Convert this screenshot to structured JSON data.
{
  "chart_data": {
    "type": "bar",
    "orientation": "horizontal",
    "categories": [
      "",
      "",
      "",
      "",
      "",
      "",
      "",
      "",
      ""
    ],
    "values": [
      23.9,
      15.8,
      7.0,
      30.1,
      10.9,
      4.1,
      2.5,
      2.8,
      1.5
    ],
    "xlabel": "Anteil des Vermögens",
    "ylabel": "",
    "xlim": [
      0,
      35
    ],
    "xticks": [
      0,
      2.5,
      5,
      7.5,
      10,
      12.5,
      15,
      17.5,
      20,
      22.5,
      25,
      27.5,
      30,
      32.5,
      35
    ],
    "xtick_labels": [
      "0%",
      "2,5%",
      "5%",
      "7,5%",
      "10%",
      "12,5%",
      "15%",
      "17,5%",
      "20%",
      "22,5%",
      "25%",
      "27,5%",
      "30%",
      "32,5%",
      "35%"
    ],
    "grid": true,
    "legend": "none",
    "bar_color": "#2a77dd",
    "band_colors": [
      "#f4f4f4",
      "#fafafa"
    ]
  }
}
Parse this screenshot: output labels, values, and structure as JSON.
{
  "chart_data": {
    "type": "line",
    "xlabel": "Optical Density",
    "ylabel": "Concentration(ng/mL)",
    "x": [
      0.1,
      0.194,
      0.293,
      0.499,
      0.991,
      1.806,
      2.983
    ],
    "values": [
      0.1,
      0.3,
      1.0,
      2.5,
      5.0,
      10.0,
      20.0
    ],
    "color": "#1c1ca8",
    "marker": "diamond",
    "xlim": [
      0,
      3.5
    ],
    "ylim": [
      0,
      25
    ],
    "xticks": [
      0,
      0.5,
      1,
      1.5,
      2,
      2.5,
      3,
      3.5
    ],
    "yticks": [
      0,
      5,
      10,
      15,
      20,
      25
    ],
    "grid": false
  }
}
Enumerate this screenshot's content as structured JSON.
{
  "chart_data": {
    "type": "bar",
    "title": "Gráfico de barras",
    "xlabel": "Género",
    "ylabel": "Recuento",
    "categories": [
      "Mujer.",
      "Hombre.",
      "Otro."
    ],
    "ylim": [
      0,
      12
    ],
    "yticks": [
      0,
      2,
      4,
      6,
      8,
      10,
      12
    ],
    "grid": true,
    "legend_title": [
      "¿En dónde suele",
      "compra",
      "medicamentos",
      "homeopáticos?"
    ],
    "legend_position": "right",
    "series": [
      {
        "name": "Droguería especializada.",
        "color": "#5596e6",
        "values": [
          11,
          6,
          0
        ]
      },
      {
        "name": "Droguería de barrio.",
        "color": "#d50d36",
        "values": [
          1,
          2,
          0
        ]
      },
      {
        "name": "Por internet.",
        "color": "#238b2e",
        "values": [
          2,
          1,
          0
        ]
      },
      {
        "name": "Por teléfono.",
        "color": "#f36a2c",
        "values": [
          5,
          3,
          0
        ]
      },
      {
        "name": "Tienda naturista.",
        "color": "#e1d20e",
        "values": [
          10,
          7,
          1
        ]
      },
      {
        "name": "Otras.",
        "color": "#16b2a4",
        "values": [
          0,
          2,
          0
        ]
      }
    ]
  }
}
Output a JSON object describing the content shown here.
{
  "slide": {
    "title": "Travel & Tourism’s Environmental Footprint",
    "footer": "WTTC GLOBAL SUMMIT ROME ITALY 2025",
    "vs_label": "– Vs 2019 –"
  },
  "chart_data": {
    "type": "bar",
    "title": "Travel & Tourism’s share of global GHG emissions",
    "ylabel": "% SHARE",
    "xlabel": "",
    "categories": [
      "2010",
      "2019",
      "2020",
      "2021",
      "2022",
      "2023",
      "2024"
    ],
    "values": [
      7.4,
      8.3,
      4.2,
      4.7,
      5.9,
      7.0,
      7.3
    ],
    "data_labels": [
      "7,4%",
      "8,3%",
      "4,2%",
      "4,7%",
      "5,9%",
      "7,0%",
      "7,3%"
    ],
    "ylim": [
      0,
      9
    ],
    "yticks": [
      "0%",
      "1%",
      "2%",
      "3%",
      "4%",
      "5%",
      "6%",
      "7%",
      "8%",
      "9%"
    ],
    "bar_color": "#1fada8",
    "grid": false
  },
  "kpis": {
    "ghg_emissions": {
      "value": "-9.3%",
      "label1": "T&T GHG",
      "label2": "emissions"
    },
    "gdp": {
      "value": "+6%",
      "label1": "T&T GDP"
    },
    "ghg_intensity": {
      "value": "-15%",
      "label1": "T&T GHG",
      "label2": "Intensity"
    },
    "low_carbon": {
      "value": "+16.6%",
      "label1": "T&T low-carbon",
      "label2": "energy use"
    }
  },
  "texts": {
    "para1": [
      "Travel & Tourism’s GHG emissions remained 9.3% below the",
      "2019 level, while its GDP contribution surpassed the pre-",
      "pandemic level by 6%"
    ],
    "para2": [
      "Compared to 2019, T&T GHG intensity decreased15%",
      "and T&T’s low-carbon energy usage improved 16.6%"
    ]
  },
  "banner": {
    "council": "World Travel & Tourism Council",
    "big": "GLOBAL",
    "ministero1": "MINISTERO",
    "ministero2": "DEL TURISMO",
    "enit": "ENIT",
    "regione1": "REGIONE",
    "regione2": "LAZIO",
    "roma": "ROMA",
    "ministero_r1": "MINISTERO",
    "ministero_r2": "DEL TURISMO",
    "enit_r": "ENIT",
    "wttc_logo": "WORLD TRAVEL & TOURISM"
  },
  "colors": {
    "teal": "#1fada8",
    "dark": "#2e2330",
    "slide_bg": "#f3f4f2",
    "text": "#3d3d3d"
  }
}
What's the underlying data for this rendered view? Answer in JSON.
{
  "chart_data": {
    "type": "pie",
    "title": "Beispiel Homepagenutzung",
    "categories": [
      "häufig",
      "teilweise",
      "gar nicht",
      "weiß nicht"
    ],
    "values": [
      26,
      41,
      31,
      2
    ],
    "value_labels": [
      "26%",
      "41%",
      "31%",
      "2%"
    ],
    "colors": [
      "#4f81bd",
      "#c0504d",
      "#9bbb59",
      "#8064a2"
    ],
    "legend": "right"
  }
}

| WHAT THE EXERCISE ASKS |
Looking at the entries above, say how many lines contain the word "right". Only the number is wanted.

| TASK ANSWER |
2